WHAT TO WORK ON> The entries below should be given again exactly, minus their pictures.

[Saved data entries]

========================================

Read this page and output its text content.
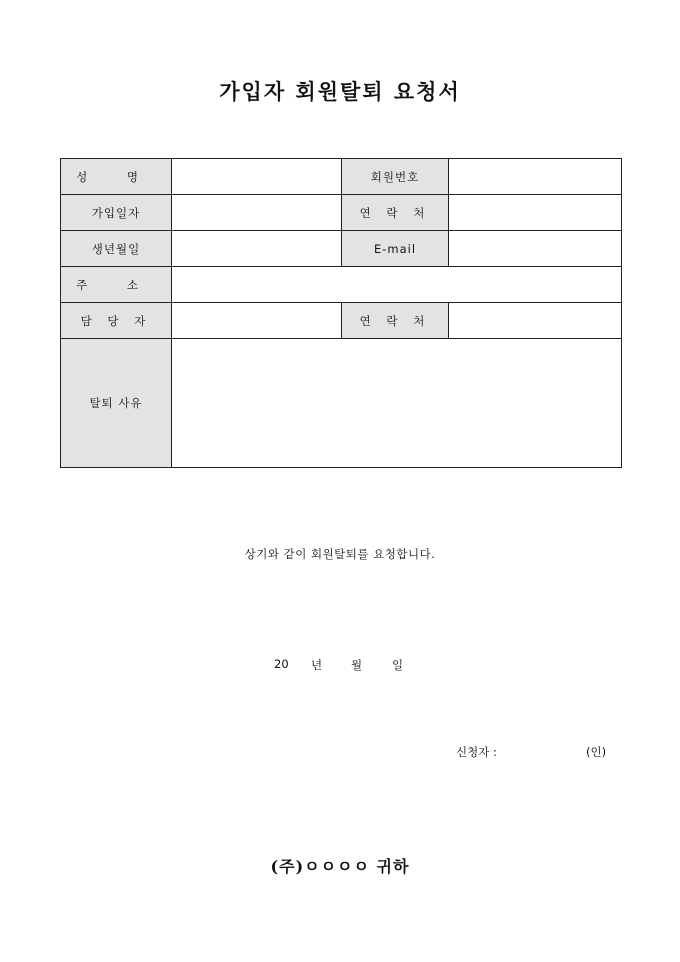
가입자 회원탈퇴 요청서
성 명		회원번호	
가입일자		연 락 처	
생년월일		E-mail	
주 소			
담 당 자		연 락 처	
탈퇴 사유			
상기와 같이 회원탈퇴를 요청합니다.
20 년	월	일
신청자 :	(인)
(주)ㅇㅇㅇㅇ 귀하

========================================

RESULT BELOW>
Read this page and output its text content.
가입자 회원탈퇴 요청서
성 명		회원번호	
가입일자		연 락 처	
생년월일		E-mail	
주 소			
담 당 자		연 락 처	
탈퇴 사유			
상기와 같이 회원탈퇴를 요청합니다.
20 년	월	일
신청자 :	(인)
(주)ㅇㅇㅇㅇ 귀하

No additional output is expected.